### GIVEN TEXT
## start
During the transitional period between the ouster of the military dictatorship and the first free elections, the TPLF/EPRDF was the only party with both a highly organized military wing and decades of experience actually governing. As a result, it seamlessly blended into the power structures of the collapsed military regime to hold the government together until a new constitution could be worked out. But as the author sees it, the movement failed to use its powers to build up democratic norms; specifically it failed to build up a true free press or foster a climate for the development of political parties unaligned with its own EPRDF. While it initially used its local governance approach across the country, in time it also sought to co-opt local governance under the EPRDF. As party members moved into governance, some of its famous discipline and self-criticism broke down as well. Politicians began using their offices for personal gain and silencing critics even from within the party. Whatever democratic ethos the movement once had faded away after its spectacular electoral losses in the 2005 elections. These elections still saw the EPRDF with majority power, but it lost power in Addis Ababa to a coalition of opposition groups that ultimately boycotted the results. This created a vacuum quickly filled by the EPRDF who then further eroded any remaining differences between state and party.
## end
### DATASET EXTRACT
## start
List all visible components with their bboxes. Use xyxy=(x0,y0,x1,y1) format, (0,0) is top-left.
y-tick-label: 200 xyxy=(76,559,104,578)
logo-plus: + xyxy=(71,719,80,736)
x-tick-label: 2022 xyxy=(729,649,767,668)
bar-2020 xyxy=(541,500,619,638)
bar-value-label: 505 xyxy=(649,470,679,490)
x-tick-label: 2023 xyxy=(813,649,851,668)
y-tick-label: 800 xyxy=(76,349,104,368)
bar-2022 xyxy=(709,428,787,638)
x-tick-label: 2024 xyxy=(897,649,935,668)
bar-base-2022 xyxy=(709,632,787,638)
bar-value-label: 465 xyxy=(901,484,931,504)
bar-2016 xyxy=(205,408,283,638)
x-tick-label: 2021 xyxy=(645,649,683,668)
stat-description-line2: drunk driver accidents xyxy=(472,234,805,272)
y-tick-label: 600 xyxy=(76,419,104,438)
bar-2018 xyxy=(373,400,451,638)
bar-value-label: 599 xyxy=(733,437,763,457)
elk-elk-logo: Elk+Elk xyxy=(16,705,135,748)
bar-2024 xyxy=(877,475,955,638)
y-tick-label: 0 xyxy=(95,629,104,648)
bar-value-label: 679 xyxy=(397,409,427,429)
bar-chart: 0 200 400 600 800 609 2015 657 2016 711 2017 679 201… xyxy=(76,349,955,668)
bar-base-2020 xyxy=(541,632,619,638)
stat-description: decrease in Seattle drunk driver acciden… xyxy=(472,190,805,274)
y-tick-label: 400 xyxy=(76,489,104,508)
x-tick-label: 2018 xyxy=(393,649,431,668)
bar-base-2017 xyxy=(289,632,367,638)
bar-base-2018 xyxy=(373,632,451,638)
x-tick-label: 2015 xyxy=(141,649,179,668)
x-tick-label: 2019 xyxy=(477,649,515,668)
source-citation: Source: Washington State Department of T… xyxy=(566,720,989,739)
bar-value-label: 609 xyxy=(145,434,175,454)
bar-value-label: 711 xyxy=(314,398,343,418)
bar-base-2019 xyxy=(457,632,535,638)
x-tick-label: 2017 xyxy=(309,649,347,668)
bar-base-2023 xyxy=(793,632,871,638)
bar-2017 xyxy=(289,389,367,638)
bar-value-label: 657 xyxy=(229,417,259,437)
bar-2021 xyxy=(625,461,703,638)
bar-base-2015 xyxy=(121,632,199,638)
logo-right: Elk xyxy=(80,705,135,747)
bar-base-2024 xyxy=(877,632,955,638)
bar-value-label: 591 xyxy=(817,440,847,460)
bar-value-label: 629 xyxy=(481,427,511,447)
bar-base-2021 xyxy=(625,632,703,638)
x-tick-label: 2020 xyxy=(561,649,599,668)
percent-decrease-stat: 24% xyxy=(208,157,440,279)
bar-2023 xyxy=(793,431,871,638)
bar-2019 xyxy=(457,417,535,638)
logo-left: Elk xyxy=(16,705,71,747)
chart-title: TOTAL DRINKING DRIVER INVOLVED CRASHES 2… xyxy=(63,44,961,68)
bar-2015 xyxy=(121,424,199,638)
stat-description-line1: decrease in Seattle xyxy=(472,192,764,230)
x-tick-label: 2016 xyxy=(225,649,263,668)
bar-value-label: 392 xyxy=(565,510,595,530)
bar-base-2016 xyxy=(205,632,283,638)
## end
### TASK INSTRUCTIONS
1 – In the passage on the TPLF/EPRDF, where did the EPRDF lose power in the 2005 elections?
2 – Mark each statement yes or no according to the passage on the TPLF/EPRDF, and quote the words that decide it. (a) During the transitional period, the TPLF/EPRDF was the only party with both an organized military wing and experience governing. (b) The EPRDF lost its majority in the 2005 elections. (c) The opposition coalition that won in Addis Ababa accepted the election results.

### RESULTS
1 – It lost power in Addis Ababa to a coalition of opposition groups.

2 –
(a) Yes: "the TPLF/EPRDF was the only party with both a highly organized military wing and decades of experience actually governing"
(b) No: "These elections still saw the EPRDF with majority power"
(c) No: "a coalition of opposition groups that ultimately boycotted the results"